STATED GOAL »
In the data, extract each line that holds the string "Services".

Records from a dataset

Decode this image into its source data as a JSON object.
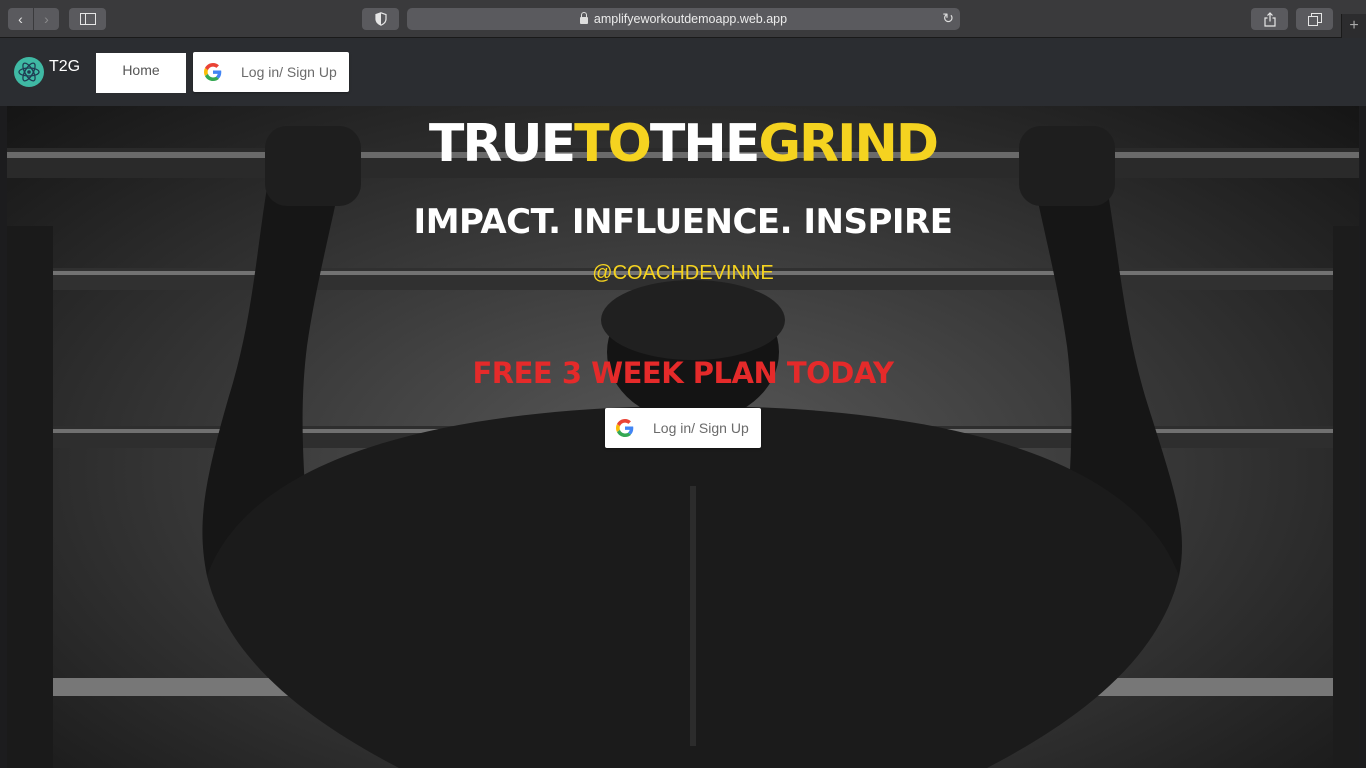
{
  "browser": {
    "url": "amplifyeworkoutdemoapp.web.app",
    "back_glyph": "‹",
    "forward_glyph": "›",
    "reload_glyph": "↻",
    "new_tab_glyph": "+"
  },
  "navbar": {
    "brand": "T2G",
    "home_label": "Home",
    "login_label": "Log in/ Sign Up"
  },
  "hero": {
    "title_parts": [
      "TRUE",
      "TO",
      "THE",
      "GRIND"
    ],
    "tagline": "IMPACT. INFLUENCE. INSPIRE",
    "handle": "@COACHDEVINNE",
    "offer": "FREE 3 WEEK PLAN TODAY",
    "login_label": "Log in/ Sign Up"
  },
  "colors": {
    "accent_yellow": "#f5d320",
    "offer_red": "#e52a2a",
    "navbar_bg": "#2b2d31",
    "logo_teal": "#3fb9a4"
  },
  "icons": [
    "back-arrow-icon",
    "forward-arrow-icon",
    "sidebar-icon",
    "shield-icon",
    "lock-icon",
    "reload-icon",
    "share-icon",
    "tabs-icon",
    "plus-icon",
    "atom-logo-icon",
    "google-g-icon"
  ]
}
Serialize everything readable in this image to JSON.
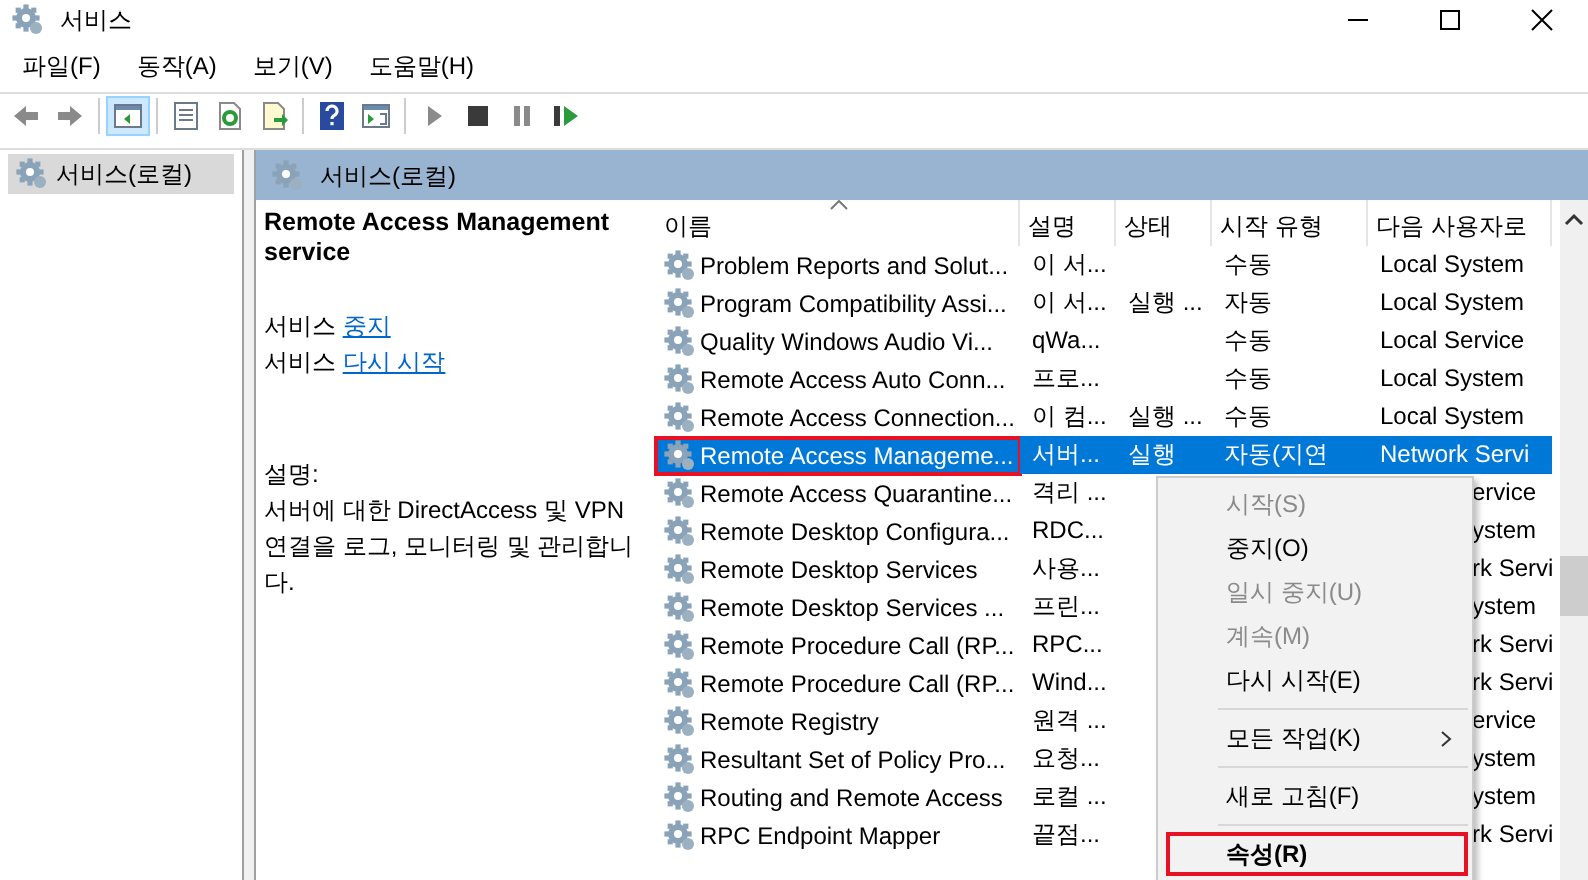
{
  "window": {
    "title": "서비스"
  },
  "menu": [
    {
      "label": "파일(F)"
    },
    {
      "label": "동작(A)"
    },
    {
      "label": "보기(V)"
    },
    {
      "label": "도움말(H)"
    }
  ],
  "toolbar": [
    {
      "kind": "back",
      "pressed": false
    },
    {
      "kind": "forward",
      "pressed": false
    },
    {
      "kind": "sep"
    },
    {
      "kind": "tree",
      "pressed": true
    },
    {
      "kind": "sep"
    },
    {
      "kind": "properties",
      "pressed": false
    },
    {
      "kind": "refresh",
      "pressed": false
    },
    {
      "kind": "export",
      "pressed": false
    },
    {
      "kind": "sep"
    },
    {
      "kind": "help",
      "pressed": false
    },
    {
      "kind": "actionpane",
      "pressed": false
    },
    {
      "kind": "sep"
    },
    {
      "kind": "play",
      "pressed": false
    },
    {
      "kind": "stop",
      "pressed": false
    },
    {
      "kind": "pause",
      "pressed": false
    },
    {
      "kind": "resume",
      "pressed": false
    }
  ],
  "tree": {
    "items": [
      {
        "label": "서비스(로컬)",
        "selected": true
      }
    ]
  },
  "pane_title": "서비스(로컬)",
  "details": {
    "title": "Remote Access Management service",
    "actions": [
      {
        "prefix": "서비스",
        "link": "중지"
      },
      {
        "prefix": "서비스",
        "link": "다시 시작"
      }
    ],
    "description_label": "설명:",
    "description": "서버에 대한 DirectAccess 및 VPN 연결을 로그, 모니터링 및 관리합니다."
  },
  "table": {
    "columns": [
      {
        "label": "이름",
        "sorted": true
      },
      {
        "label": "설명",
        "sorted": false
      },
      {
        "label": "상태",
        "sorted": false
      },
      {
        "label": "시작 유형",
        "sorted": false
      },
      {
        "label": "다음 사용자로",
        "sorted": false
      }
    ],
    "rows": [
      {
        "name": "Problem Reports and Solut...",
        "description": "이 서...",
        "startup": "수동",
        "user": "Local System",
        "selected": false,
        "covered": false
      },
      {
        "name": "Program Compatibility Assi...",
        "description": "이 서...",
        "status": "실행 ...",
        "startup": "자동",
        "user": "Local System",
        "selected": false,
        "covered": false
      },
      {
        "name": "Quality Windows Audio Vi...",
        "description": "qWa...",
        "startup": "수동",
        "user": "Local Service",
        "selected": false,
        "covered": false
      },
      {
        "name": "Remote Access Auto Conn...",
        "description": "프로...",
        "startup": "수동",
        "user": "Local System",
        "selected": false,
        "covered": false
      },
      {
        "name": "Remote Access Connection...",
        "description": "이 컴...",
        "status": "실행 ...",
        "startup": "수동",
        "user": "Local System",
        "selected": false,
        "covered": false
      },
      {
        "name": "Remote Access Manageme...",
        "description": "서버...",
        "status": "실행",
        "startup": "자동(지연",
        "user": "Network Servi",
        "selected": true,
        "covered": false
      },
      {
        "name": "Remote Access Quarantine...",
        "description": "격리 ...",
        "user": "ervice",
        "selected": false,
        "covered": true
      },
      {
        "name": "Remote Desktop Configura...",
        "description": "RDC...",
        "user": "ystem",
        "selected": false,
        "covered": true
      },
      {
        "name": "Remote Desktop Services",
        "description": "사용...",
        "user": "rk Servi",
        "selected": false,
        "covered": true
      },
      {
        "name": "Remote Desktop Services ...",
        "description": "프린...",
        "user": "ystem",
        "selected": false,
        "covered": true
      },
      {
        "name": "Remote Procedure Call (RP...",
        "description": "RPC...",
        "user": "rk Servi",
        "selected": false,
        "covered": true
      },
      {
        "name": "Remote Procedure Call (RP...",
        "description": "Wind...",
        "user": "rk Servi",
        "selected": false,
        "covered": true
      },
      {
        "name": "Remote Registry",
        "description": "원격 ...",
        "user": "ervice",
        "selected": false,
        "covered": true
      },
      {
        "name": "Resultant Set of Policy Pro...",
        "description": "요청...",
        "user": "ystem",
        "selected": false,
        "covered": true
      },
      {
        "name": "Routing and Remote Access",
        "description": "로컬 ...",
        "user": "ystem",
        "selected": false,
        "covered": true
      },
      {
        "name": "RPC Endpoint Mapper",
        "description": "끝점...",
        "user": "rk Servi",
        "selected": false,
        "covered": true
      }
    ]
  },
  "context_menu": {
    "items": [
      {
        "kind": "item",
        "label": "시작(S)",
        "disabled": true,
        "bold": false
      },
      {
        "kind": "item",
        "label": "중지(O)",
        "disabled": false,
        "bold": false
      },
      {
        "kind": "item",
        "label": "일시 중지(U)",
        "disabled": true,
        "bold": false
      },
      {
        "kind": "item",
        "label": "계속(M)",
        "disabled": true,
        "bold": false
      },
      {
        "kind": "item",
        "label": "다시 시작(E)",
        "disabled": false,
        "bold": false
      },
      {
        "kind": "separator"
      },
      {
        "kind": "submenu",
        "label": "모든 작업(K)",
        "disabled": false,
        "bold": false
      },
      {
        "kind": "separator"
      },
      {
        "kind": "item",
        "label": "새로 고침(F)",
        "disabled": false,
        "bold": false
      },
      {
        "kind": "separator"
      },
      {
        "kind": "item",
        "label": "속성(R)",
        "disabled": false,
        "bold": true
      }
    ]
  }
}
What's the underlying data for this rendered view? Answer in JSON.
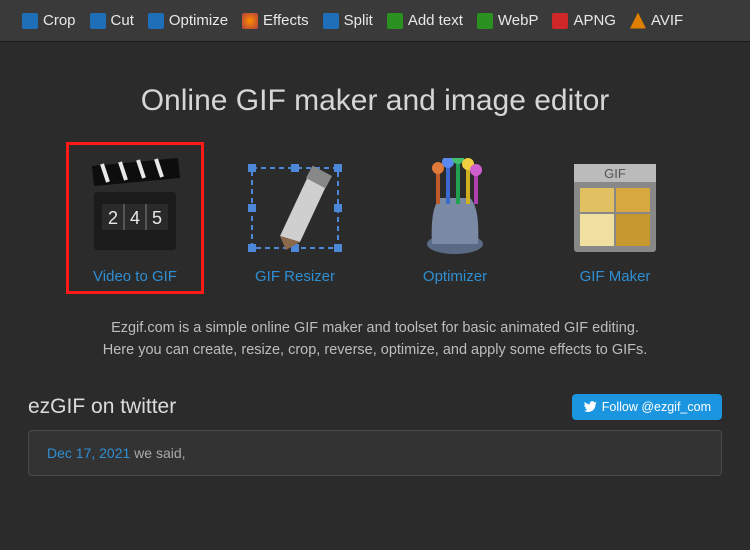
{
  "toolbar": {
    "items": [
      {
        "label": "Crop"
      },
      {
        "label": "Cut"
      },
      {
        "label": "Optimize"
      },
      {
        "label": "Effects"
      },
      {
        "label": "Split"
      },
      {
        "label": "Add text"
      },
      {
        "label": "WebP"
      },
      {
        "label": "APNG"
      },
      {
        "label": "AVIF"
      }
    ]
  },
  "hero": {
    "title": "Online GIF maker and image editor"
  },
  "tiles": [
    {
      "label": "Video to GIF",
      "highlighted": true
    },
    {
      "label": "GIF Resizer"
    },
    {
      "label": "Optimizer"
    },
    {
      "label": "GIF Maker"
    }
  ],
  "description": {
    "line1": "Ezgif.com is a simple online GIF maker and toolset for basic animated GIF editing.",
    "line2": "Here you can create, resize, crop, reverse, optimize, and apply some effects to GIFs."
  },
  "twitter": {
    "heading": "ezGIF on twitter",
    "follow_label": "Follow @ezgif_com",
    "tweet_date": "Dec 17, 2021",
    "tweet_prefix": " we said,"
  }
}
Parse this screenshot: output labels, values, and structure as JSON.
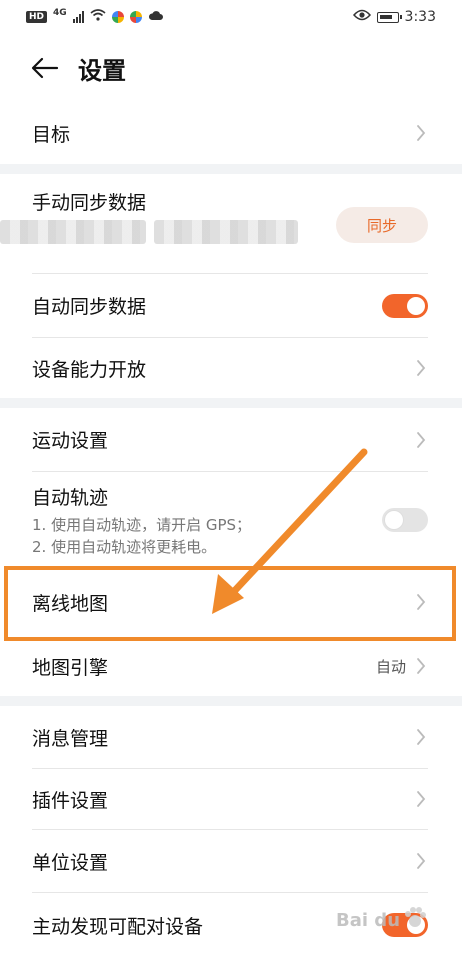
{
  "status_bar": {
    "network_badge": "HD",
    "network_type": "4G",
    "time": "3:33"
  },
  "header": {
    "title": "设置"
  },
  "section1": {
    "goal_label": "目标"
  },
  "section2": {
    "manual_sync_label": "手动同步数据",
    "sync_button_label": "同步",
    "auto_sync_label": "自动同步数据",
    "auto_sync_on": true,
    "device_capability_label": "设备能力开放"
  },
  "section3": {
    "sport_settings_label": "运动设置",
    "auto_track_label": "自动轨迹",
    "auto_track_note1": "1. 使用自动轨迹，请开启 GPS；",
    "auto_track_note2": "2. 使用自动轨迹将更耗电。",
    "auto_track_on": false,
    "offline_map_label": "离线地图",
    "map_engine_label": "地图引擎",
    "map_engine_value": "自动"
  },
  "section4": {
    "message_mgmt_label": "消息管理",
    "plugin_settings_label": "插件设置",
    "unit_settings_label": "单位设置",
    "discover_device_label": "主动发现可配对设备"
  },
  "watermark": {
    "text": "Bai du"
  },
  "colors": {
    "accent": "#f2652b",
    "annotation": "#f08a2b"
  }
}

SOLUTION FOR THIS TASK »
        "name": "Remote Desktop Services",
        "name": "Remote Desktop Services ...",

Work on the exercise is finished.